# Records shown
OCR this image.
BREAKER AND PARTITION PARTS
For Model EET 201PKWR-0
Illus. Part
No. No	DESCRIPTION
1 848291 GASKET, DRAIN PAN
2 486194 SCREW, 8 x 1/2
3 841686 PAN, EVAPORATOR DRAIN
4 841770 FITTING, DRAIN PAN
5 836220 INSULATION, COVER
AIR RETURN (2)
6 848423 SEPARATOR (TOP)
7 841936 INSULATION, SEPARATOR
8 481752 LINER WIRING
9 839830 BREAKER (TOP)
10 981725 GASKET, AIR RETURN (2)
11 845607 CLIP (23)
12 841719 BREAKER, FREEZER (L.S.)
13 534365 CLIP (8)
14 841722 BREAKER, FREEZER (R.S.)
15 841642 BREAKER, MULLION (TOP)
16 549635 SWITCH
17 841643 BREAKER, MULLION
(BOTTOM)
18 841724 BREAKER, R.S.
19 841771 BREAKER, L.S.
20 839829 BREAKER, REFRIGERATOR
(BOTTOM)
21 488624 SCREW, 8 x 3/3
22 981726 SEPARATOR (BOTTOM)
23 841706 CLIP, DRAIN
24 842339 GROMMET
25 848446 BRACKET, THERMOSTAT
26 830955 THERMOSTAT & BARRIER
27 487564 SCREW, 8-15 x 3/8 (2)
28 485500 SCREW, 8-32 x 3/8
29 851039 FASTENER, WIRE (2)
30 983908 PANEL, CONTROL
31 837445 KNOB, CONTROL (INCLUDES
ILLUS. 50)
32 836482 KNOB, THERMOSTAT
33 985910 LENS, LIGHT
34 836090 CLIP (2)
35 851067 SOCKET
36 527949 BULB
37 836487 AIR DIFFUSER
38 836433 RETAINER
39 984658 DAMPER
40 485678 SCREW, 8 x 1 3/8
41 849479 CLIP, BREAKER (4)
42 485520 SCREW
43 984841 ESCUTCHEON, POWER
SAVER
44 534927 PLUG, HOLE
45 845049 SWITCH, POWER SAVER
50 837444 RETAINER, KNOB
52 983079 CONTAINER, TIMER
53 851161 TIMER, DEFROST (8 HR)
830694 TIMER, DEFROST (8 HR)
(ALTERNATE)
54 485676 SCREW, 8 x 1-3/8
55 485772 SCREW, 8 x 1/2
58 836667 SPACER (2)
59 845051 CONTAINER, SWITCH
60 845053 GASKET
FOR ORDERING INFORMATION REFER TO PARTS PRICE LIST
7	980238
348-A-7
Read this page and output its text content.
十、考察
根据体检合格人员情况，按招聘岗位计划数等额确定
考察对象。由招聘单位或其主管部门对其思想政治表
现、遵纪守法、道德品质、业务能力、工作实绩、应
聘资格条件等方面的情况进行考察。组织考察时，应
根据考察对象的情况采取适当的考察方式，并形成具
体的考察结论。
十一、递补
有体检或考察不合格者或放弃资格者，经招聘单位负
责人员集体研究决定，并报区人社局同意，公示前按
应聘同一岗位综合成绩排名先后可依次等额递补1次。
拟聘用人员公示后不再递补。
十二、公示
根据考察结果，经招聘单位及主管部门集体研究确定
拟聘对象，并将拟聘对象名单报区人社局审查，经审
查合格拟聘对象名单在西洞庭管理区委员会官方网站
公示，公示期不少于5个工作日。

# Prompt
Beginning at the line that holds "Read this page and output its text content.", write out word for word each line through the end of the records.

# Output of the task
Read this page and output its text content.
十、考察
根据体检合格人员情况，按招聘岗位计划数等额确定
考察对象。由招聘单位或其主管部门对其思想政治表
现、遵纪守法、道德品质、业务能力、工作实绩、应
聘资格条件等方面的情况进行考察。组织考察时，应
根据考察对象的情况采取适当的考察方式，并形成具
体的考察结论。
十一、递补
有体检或考察不合格者或放弃资格者，经招聘单位负
责人员集体研究决定，并报区人社局同意，公示前按
应聘同一岗位综合成绩排名先后可依次等额递补1次。
拟聘用人员公示后不再递补。
十二、公示
根据考察结果，经招聘单位及主管部门集体研究确定
拟聘对象，并将拟聘对象名单报区人社局审查，经审
查合格拟聘对象名单在西洞庭管理区委员会官方网站
公示，公示期不少于5个工作日。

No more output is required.